[Spatial layout data]
▼

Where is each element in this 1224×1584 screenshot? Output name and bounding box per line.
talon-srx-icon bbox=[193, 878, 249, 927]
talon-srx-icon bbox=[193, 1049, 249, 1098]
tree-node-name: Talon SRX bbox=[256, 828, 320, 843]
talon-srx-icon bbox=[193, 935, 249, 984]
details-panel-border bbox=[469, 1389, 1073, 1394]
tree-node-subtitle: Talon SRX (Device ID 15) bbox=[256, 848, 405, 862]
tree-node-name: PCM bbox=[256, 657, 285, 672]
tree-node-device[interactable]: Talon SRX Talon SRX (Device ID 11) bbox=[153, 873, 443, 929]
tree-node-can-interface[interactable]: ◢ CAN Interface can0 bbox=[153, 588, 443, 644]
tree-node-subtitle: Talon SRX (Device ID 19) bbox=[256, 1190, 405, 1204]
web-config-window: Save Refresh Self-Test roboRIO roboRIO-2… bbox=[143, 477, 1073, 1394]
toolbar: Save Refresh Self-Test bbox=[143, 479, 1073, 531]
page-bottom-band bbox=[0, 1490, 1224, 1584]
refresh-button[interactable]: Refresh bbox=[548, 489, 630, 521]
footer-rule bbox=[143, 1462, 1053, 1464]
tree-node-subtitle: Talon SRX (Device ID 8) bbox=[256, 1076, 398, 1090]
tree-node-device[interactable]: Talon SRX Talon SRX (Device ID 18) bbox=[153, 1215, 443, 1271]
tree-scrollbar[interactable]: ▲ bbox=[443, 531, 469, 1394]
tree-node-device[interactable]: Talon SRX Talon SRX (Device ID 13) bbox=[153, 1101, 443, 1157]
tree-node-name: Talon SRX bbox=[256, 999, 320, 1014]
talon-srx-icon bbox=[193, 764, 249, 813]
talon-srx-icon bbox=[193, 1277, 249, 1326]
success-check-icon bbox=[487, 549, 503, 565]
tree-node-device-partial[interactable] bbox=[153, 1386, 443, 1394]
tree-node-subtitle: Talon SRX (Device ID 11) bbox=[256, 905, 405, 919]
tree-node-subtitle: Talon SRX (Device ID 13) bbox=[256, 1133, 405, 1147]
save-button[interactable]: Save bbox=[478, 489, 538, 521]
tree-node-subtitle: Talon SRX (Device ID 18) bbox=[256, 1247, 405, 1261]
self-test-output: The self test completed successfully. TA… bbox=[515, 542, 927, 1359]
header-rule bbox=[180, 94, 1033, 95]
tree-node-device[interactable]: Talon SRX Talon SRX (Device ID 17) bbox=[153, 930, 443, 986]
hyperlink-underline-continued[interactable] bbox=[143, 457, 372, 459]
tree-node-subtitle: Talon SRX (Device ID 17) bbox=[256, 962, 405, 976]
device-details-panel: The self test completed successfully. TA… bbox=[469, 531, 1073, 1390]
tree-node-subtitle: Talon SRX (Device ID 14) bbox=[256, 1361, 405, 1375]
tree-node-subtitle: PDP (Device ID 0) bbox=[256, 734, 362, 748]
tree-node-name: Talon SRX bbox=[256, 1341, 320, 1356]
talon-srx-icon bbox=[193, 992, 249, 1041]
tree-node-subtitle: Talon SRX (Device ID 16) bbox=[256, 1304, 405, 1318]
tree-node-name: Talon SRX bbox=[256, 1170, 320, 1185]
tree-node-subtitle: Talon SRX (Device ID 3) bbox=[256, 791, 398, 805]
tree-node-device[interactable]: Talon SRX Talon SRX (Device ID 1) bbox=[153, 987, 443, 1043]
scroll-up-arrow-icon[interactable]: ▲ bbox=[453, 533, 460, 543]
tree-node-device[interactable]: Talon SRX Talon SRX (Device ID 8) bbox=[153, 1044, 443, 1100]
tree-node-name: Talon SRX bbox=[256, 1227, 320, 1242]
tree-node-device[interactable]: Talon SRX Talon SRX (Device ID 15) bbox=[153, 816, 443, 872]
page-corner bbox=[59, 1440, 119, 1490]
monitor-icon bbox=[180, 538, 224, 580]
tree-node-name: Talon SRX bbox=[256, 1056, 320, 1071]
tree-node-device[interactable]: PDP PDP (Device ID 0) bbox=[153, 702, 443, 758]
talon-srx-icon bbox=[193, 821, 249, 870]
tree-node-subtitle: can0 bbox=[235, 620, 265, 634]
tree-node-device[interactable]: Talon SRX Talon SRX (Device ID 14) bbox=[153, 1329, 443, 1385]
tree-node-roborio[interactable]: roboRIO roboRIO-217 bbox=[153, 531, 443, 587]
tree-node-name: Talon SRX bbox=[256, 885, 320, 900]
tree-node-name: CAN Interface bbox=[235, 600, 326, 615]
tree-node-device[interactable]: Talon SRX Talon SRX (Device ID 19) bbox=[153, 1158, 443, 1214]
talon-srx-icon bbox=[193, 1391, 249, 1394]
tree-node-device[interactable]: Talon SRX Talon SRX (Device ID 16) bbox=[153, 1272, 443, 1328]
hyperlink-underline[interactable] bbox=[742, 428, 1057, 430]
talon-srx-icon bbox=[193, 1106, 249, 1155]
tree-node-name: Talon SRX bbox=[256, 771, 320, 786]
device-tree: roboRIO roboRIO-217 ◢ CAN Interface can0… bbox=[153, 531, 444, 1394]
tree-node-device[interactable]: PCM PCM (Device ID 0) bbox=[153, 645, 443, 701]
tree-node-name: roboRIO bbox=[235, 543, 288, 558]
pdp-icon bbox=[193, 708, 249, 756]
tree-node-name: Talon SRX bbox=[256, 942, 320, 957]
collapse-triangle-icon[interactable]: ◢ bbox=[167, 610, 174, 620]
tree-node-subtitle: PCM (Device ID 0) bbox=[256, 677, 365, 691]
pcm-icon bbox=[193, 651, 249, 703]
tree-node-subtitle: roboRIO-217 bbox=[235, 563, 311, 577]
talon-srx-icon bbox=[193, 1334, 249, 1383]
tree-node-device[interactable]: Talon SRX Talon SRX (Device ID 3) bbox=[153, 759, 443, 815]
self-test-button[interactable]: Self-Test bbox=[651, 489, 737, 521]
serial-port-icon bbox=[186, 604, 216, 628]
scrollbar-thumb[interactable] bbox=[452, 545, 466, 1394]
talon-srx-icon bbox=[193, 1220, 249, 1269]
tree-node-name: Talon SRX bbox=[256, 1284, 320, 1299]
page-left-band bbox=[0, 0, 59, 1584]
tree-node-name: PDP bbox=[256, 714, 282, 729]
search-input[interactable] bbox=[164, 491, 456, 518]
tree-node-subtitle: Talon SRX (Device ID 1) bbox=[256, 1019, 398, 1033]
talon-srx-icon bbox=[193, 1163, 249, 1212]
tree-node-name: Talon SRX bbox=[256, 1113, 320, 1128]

▲

_WORK TO BE COMPLETED:_ Rewrite all of the rows above, replacing "talon-srx-icon" with "motor-controller-icon" wherever it occurs and keeping everything else the same.

_EXPECTED ANSWER:_
Where is each element in this 1224×1584 screenshot? Output name and bounding box per line.
motor-controller-icon bbox=[193, 878, 249, 927]
motor-controller-icon bbox=[193, 1049, 249, 1098]
tree-node-name: Talon SRX bbox=[256, 828, 320, 843]
motor-controller-icon bbox=[193, 935, 249, 984]
details-panel-border bbox=[469, 1389, 1073, 1394]
tree-node-subtitle: Talon SRX (Device ID 15) bbox=[256, 848, 405, 862]
tree-node-name: PCM bbox=[256, 657, 285, 672]
tree-node-device[interactable]: Talon SRX Talon SRX (Device ID 11) bbox=[153, 873, 443, 929]
tree-node-can-interface[interactable]: ◢ CAN Interface can0 bbox=[153, 588, 443, 644]
tree-node-subtitle: Talon SRX (Device ID 19) bbox=[256, 1190, 405, 1204]
web-config-window: Save Refresh Self-Test roboRIO roboRIO-2… bbox=[143, 477, 1073, 1394]
toolbar: Save Refresh Self-Test bbox=[143, 479, 1073, 531]
page-bottom-band bbox=[0, 1490, 1224, 1584]
refresh-button[interactable]: Refresh bbox=[548, 489, 630, 521]
footer-rule bbox=[143, 1462, 1053, 1464]
tree-node-subtitle: Talon SRX (Device ID 8) bbox=[256, 1076, 398, 1090]
tree-node-device[interactable]: Talon SRX Talon SRX (Device ID 18) bbox=[153, 1215, 443, 1271]
tree-scrollbar[interactable]: ▲ bbox=[443, 531, 469, 1394]
tree-node-device[interactable]: Talon SRX Talon SRX (Device ID 13) bbox=[153, 1101, 443, 1157]
tree-node-name: Talon SRX bbox=[256, 999, 320, 1014]
motor-controller-icon bbox=[193, 764, 249, 813]
motor-controller-icon bbox=[193, 1277, 249, 1326]
success-check-icon bbox=[487, 549, 503, 565]
tree-node-device-partial[interactable] bbox=[153, 1386, 443, 1394]
tree-node-subtitle: Talon SRX (Device ID 11) bbox=[256, 905, 405, 919]
tree-node-subtitle: Talon SRX (Device ID 13) bbox=[256, 1133, 405, 1147]
save-button[interactable]: Save bbox=[478, 489, 538, 521]
tree-node-subtitle: Talon SRX (Device ID 18) bbox=[256, 1247, 405, 1261]
self-test-output: The self test completed successfully. TA… bbox=[515, 542, 927, 1359]
header-rule bbox=[180, 94, 1033, 95]
tree-node-device[interactable]: Talon SRX Talon SRX (Device ID 17) bbox=[153, 930, 443, 986]
hyperlink-underline-continued[interactable] bbox=[143, 457, 372, 459]
tree-node-subtitle: Talon SRX (Device ID 17) bbox=[256, 962, 405, 976]
device-details-panel: The self test completed successfully. TA… bbox=[469, 531, 1073, 1390]
tree-node-subtitle: Talon SRX (Device ID 14) bbox=[256, 1361, 405, 1375]
tree-node-subtitle: PDP (Device ID 0) bbox=[256, 734, 362, 748]
tree-node-name: Talon SRX bbox=[256, 1341, 320, 1356]
motor-controller-icon bbox=[193, 992, 249, 1041]
tree-node-subtitle: Talon SRX (Device ID 16) bbox=[256, 1304, 405, 1318]
tree-node-name: Talon SRX bbox=[256, 1170, 320, 1185]
tree-node-subtitle: Talon SRX (Device ID 3) bbox=[256, 791, 398, 805]
tree-node-device[interactable]: Talon SRX Talon SRX (Device ID 1) bbox=[153, 987, 443, 1043]
scroll-up-arrow-icon[interactable]: ▲ bbox=[453, 533, 460, 543]
tree-node-device[interactable]: Talon SRX Talon SRX (Device ID 8) bbox=[153, 1044, 443, 1100]
tree-node-name: Talon SRX bbox=[256, 1227, 320, 1242]
tree-node-device[interactable]: Talon SRX Talon SRX (Device ID 15) bbox=[153, 816, 443, 872]
page-corner bbox=[59, 1440, 119, 1490]
monitor-icon bbox=[180, 538, 224, 580]
tree-node-name: Talon SRX bbox=[256, 1056, 320, 1071]
tree-node-device[interactable]: PDP PDP (Device ID 0) bbox=[153, 702, 443, 758]
motor-controller-icon bbox=[193, 821, 249, 870]
tree-node-subtitle: can0 bbox=[235, 620, 265, 634]
tree-node-device[interactable]: Talon SRX Talon SRX (Device ID 14) bbox=[153, 1329, 443, 1385]
tree-node-roborio[interactable]: roboRIO roboRIO-217 bbox=[153, 531, 443, 587]
tree-node-name: Talon SRX bbox=[256, 885, 320, 900]
tree-node-name: CAN Interface bbox=[235, 600, 326, 615]
tree-node-device[interactable]: Talon SRX Talon SRX (Device ID 19) bbox=[153, 1158, 443, 1214]
motor-controller-icon bbox=[193, 1391, 249, 1394]
tree-node-device[interactable]: Talon SRX Talon SRX (Device ID 16) bbox=[153, 1272, 443, 1328]
hyperlink-underline[interactable] bbox=[742, 428, 1057, 430]
motor-controller-icon bbox=[193, 1106, 249, 1155]
tree-node-name: Talon SRX bbox=[256, 771, 320, 786]
device-tree: roboRIO roboRIO-217 ◢ CAN Interface can0… bbox=[153, 531, 444, 1394]
tree-node-device[interactable]: PCM PCM (Device ID 0) bbox=[153, 645, 443, 701]
tree-node-name: roboRIO bbox=[235, 543, 288, 558]
pdp-icon bbox=[193, 708, 249, 756]
tree-node-name: Talon SRX bbox=[256, 942, 320, 957]
collapse-triangle-icon[interactable]: ◢ bbox=[167, 610, 174, 620]
tree-node-subtitle: PCM (Device ID 0) bbox=[256, 677, 365, 691]
pcm-icon bbox=[193, 651, 249, 703]
tree-node-subtitle: roboRIO-217 bbox=[235, 563, 311, 577]
motor-controller-icon bbox=[193, 1334, 249, 1383]
tree-node-device[interactable]: Talon SRX Talon SRX (Device ID 3) bbox=[153, 759, 443, 815]
self-test-button[interactable]: Self-Test bbox=[651, 489, 737, 521]
serial-port-icon bbox=[186, 604, 216, 628]
scrollbar-thumb[interactable] bbox=[452, 545, 466, 1394]
motor-controller-icon bbox=[193, 1220, 249, 1269]
tree-node-name: Talon SRX bbox=[256, 1284, 320, 1299]
page-left-band bbox=[0, 0, 59, 1584]
tree-node-name: PDP bbox=[256, 714, 282, 729]
search-input[interactable] bbox=[164, 491, 456, 518]
tree-node-subtitle: Talon SRX (Device ID 1) bbox=[256, 1019, 398, 1033]
motor-controller-icon bbox=[193, 1163, 249, 1212]
tree-node-name: Talon SRX bbox=[256, 1113, 320, 1128]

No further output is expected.